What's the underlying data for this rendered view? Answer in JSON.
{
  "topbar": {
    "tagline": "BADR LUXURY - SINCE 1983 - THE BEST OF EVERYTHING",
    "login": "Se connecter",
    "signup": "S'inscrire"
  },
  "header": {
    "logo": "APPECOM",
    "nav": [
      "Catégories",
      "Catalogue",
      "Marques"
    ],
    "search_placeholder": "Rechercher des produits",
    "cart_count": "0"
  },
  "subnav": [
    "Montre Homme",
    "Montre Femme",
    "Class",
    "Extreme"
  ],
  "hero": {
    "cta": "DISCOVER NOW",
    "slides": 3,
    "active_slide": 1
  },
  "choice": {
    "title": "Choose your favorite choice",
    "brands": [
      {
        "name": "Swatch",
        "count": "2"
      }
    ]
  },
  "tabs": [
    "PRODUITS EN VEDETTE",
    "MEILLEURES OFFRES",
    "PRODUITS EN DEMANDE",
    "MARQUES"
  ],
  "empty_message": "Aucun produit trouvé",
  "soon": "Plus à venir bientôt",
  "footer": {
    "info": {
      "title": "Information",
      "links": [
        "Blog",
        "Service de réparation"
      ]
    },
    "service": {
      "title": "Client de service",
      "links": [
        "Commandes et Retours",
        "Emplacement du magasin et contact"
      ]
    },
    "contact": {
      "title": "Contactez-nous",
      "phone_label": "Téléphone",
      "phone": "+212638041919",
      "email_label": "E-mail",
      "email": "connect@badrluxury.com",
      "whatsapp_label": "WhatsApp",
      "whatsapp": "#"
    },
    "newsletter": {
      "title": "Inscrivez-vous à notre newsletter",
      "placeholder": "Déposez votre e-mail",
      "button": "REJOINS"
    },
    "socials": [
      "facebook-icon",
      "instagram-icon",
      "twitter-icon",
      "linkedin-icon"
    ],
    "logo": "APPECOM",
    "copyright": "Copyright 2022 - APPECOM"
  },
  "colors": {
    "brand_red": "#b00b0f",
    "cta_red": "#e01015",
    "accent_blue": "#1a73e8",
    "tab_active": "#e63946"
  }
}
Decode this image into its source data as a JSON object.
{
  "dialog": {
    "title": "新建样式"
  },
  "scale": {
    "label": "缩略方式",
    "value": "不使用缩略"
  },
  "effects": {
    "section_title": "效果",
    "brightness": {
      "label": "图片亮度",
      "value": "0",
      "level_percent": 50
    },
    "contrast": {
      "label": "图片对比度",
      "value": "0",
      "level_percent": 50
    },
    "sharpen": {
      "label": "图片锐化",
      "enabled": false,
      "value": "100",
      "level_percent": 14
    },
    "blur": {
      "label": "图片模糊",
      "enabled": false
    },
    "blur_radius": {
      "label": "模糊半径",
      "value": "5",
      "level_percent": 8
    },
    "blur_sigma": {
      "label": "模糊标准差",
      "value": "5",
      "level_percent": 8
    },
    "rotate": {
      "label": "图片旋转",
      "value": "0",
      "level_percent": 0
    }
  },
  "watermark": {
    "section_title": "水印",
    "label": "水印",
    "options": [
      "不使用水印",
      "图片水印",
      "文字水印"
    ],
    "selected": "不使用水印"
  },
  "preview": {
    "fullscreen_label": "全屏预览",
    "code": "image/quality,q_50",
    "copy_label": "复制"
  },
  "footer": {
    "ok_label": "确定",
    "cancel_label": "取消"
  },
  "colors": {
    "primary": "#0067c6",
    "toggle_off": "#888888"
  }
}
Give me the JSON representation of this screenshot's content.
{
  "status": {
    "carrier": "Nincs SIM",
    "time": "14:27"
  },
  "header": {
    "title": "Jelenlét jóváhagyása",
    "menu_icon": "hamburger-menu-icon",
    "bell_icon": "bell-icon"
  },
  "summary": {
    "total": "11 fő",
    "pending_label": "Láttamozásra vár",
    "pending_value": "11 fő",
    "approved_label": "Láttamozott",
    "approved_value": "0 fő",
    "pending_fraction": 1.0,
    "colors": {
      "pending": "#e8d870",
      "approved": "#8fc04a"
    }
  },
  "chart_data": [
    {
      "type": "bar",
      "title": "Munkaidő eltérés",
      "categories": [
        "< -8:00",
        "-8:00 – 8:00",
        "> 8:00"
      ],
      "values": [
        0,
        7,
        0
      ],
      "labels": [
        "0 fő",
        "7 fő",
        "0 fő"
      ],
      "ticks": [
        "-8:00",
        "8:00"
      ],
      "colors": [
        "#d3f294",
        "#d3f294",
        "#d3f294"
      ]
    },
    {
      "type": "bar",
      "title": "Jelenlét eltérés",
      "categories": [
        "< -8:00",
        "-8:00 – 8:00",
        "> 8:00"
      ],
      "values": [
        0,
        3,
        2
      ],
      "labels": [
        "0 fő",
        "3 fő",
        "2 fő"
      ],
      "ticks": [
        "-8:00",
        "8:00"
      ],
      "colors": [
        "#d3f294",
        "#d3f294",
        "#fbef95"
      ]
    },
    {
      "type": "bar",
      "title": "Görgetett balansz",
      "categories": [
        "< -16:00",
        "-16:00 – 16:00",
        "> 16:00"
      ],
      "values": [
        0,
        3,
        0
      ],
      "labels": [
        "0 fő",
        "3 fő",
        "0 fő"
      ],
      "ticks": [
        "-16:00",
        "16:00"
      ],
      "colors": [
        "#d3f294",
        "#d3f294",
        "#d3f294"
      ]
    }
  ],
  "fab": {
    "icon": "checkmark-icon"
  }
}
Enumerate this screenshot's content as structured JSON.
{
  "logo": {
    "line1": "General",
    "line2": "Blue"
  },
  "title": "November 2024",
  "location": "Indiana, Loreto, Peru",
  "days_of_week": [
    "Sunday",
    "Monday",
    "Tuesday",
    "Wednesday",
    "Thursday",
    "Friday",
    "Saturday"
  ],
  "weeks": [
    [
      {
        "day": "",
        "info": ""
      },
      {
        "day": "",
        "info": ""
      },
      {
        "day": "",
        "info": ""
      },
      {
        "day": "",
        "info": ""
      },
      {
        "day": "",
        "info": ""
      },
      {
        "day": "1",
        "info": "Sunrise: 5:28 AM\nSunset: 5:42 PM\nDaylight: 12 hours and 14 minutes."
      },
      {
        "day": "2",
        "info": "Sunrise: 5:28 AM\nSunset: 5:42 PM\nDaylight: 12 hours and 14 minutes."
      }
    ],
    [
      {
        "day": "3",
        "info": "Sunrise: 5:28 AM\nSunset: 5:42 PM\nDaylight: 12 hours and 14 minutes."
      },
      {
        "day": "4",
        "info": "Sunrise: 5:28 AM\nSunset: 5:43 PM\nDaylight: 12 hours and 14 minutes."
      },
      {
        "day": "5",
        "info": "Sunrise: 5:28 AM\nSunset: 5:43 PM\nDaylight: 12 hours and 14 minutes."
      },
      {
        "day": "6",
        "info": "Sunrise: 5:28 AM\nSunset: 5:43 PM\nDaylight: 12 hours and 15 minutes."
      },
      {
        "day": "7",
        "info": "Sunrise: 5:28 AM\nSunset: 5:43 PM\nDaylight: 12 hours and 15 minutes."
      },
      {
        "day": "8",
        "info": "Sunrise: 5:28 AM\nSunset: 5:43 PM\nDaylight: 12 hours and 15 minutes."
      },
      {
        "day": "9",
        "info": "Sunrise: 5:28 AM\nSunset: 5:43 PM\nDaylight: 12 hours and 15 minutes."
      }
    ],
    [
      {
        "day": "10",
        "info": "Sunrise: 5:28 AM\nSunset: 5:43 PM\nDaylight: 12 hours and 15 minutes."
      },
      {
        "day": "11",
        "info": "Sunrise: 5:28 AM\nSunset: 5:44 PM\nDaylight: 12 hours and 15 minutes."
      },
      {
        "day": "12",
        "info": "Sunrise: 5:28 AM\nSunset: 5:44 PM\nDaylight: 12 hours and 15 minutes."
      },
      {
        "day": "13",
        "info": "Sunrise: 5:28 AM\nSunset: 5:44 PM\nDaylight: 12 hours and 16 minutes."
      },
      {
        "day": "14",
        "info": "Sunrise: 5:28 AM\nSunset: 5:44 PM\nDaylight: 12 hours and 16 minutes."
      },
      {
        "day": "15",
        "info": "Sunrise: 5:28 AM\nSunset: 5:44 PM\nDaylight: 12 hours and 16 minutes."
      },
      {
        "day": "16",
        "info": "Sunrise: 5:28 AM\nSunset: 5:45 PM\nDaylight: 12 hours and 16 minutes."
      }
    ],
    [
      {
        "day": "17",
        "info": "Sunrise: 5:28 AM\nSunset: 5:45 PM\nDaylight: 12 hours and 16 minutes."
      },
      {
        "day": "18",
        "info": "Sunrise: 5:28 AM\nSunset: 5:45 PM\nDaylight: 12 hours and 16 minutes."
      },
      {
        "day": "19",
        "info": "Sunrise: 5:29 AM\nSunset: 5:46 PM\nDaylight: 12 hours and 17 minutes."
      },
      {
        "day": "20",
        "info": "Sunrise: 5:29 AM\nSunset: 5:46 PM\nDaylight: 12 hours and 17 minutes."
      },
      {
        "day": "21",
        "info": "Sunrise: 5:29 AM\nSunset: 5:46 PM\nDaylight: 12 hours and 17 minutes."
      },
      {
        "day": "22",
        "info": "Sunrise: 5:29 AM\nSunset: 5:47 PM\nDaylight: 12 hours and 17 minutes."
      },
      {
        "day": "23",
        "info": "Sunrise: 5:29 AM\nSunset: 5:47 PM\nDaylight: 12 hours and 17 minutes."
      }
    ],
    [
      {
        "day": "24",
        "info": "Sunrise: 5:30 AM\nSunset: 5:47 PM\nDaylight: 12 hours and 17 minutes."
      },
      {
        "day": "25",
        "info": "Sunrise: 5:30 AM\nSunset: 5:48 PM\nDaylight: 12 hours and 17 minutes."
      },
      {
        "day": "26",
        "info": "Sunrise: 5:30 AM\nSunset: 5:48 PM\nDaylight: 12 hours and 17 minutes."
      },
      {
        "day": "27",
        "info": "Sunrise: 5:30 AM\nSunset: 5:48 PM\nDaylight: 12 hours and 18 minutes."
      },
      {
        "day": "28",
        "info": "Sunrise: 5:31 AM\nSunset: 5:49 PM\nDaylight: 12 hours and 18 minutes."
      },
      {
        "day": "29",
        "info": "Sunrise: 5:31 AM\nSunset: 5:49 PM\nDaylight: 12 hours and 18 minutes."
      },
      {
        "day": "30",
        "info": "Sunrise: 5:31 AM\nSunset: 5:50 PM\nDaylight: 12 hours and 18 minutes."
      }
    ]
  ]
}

__Task to complete__. Scan the records for the string "newsletter". Copy each line in which it appears.

__Result of the task__.
    "newsletter": {
      "title": "Inscrivez-vous à notre newsletter",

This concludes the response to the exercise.